■ TASK GOAL
Only the pictures stay out; every record is to be quoted exactly.

[Chart and figure data]

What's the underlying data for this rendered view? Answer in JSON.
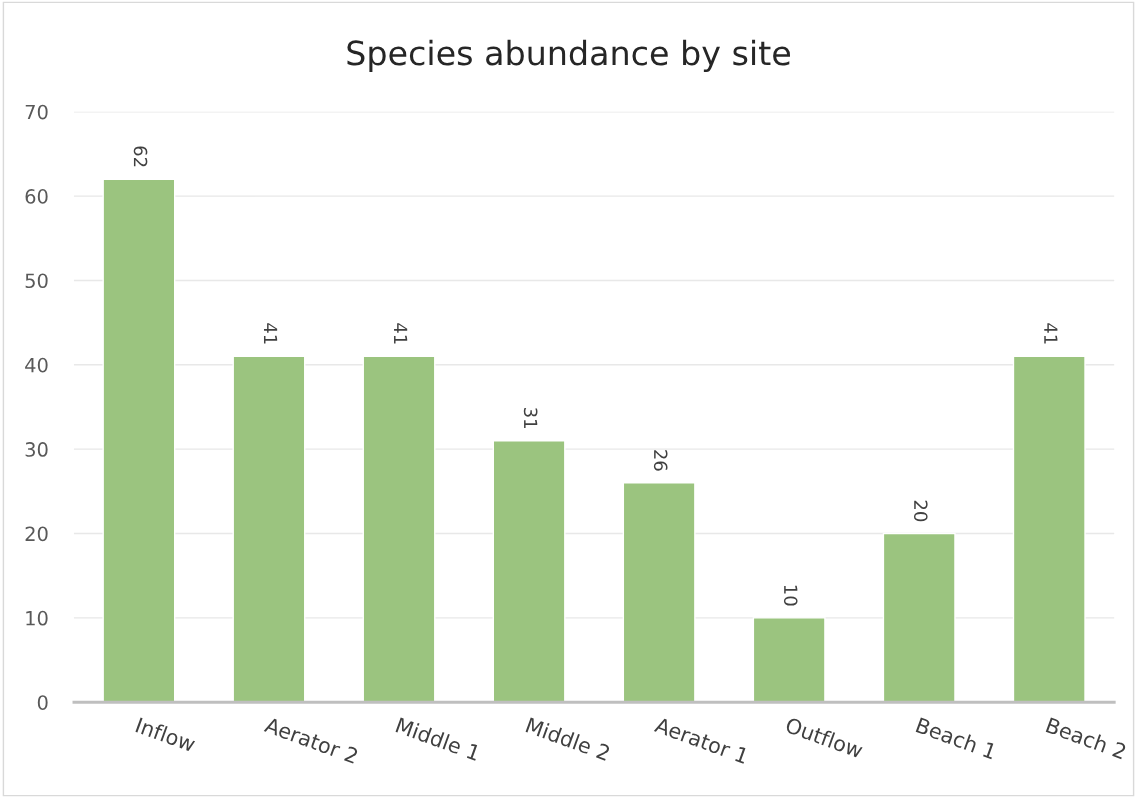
{
  "chart_data": {
    "type": "bar",
    "title": "Species abundance by site",
    "categories": [
      "Inflow",
      "Aerator 2",
      "Middle 1",
      "Middle 2",
      "Aerator 1",
      "Outflow",
      "Beach 1",
      "Beach 2"
    ],
    "values": [
      62,
      41,
      41,
      31,
      26,
      10,
      20,
      41
    ],
    "color": "#9bc47f",
    "ylim": [
      0,
      70
    ],
    "yticks": [
      0,
      10,
      20,
      30,
      40,
      50,
      60,
      70
    ],
    "grid": "y",
    "data_labels": true
  }
}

■ COMPLETE ANSWER
What's the underlying data for this rendered view? Answer in JSON.
{
  "chart_data": {
    "type": "bar",
    "title": "Species abundance by site",
    "categories": [
      "Inflow",
      "Aerator 2",
      "Middle 1",
      "Middle 2",
      "Aerator 1",
      "Outflow",
      "Beach 1",
      "Beach 2"
    ],
    "values": [
      62,
      41,
      41,
      31,
      26,
      10,
      20,
      41
    ],
    "color": "#9bc47f",
    "ylim": [
      0,
      70
    ],
    "yticks": [
      0,
      10,
      20,
      30,
      40,
      50,
      60,
      70
    ],
    "grid": "y",
    "data_labels": true
  }
}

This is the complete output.